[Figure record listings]
===============
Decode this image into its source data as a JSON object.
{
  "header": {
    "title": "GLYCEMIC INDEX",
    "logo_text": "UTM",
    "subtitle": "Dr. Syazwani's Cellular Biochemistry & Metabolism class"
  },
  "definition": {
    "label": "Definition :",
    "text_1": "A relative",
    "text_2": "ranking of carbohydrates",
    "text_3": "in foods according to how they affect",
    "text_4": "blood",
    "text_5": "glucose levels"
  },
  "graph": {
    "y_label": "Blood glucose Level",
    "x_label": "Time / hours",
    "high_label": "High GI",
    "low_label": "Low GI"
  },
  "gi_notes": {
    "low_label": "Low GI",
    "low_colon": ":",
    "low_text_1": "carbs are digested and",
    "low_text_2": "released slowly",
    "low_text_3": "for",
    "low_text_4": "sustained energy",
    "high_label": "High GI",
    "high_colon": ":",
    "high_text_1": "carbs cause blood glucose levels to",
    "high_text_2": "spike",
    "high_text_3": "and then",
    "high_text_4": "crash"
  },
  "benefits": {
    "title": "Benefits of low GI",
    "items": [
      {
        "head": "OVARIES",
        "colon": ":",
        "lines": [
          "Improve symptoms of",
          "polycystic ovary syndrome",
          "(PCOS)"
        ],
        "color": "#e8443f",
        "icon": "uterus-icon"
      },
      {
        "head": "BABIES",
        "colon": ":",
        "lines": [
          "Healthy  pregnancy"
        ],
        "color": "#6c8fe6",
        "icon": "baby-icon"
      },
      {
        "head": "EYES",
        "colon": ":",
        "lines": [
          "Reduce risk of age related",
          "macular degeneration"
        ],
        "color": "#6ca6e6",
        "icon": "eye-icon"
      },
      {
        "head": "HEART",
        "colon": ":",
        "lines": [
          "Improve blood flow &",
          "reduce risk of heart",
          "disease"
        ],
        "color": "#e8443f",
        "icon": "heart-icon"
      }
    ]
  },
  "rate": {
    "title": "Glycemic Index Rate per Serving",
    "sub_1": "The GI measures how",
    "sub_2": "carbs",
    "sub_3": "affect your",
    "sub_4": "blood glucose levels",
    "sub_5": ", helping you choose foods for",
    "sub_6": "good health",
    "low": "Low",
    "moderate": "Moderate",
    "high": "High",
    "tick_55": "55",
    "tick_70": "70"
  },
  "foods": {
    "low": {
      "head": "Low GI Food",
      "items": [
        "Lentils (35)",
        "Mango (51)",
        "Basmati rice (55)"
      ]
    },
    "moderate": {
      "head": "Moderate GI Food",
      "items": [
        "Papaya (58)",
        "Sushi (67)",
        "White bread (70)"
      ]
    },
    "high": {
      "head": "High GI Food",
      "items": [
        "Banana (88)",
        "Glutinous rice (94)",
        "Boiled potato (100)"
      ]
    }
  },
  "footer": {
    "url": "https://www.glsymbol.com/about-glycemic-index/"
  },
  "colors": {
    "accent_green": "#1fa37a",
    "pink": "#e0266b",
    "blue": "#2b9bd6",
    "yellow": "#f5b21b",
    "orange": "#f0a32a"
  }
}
===============
Brief
Scan the listing above and identify each line holding the string "levels"; copy every such line.

Solution
    "text_5": "glucose levels"
    "high_text_1": "carbs cause blood glucose levels to",
    "sub_4": "blood glucose levels",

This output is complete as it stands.